Exercise task: Tally the lines in the following entries that include the word "letter"; state only the total.
— Start Raw data —
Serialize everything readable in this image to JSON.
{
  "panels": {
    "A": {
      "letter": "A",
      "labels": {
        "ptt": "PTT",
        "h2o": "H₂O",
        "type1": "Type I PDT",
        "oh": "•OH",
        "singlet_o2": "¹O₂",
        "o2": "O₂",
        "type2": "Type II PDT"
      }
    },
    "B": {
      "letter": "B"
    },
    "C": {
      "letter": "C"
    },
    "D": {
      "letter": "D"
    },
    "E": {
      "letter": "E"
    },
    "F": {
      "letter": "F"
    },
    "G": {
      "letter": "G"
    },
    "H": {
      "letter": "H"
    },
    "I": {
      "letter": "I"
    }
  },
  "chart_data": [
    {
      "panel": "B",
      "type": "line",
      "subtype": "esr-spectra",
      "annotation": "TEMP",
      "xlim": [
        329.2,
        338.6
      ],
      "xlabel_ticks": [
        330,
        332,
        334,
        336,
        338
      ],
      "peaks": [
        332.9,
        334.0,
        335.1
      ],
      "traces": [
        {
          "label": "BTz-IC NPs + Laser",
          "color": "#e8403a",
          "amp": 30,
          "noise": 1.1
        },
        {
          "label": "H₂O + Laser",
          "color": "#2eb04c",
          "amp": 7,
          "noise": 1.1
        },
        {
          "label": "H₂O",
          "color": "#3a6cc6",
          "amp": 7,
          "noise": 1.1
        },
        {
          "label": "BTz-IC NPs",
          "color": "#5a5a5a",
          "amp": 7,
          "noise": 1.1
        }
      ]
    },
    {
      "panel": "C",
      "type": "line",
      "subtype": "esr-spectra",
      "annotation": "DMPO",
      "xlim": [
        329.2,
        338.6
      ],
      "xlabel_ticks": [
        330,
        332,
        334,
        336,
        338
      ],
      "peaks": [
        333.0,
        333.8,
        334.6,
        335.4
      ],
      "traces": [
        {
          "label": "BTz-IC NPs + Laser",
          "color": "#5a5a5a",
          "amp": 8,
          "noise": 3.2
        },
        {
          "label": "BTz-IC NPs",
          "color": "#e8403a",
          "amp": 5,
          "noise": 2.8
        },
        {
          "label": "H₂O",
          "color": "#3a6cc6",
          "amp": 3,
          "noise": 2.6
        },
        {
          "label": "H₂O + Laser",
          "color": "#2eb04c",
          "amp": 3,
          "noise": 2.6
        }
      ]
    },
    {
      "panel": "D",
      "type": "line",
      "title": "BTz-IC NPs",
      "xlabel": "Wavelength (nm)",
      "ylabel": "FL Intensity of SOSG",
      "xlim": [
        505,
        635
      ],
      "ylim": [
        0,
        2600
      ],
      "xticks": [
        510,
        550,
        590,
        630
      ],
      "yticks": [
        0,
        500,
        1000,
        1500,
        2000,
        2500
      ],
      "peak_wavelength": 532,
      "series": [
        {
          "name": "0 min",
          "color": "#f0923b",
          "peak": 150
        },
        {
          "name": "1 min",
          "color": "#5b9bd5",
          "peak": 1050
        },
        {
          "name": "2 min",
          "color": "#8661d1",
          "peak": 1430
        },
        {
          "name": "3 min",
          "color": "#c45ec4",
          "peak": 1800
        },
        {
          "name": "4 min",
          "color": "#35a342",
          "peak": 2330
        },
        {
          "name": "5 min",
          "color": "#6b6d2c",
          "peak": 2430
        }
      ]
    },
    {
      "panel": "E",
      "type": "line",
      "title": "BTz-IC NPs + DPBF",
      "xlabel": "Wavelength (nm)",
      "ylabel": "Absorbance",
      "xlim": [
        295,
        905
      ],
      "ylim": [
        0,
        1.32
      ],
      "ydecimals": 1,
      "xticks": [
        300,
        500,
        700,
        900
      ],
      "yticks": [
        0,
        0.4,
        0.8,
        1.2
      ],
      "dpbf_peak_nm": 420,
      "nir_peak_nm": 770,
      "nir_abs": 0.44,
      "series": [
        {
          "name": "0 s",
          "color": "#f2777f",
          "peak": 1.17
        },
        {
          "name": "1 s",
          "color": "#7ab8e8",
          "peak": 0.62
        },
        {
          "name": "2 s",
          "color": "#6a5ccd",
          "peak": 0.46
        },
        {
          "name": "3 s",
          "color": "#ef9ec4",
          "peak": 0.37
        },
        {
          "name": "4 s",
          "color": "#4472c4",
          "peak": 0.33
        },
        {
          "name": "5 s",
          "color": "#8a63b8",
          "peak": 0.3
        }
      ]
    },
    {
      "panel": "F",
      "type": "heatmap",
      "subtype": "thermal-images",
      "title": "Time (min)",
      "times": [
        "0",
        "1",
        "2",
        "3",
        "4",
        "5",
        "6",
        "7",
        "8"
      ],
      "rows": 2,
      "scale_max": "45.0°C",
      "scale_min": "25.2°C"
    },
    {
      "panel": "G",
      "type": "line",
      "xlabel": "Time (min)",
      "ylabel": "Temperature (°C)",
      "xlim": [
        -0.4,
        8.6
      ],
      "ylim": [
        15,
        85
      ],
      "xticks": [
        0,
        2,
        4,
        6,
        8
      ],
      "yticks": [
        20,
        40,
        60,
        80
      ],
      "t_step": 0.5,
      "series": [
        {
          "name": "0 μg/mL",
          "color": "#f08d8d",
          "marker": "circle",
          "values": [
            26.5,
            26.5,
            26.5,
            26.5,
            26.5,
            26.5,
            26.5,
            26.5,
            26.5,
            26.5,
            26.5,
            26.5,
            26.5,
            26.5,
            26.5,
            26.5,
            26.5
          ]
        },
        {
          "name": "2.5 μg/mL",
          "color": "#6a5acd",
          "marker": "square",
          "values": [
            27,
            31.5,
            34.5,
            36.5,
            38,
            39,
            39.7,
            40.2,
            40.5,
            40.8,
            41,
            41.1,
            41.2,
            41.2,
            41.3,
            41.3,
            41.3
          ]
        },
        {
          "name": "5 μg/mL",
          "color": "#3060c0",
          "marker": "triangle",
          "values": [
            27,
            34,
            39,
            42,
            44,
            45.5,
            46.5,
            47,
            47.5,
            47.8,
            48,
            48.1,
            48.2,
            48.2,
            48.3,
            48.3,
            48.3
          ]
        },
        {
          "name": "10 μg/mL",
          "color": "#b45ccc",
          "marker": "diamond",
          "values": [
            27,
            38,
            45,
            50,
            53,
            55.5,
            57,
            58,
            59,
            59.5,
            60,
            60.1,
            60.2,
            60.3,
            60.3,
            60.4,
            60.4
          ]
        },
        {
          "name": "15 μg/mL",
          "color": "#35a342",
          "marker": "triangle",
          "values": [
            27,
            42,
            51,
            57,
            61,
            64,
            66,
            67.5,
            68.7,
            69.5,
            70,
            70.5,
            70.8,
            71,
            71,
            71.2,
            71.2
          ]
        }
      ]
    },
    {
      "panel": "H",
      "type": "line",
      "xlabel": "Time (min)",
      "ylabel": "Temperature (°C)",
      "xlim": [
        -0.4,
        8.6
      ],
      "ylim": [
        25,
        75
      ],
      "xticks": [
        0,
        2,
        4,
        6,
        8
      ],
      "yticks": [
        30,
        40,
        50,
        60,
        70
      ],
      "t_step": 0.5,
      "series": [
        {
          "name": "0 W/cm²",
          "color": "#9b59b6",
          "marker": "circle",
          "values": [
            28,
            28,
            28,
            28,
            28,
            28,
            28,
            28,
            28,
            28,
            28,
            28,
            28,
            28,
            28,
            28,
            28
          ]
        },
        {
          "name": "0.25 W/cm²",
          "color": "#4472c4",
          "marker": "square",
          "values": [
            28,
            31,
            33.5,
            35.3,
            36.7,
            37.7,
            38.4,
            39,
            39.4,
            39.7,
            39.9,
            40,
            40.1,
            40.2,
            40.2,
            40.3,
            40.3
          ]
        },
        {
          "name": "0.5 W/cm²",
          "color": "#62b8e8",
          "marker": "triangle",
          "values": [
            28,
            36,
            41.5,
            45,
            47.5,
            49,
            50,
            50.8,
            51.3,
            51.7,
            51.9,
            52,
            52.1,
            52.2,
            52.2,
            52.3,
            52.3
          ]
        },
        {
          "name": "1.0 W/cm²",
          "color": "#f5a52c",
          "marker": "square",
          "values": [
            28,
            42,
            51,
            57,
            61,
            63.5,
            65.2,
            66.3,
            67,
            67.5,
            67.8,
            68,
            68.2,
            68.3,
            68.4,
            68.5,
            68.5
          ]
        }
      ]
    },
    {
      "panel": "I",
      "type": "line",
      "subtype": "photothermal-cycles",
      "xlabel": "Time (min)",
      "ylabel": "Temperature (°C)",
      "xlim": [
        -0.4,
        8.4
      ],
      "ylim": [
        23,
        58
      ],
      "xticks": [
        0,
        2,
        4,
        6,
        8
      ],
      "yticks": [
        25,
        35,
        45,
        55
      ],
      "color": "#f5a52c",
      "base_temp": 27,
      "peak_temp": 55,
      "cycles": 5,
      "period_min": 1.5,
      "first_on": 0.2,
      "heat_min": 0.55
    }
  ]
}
— End Raw data —
Answer below: 9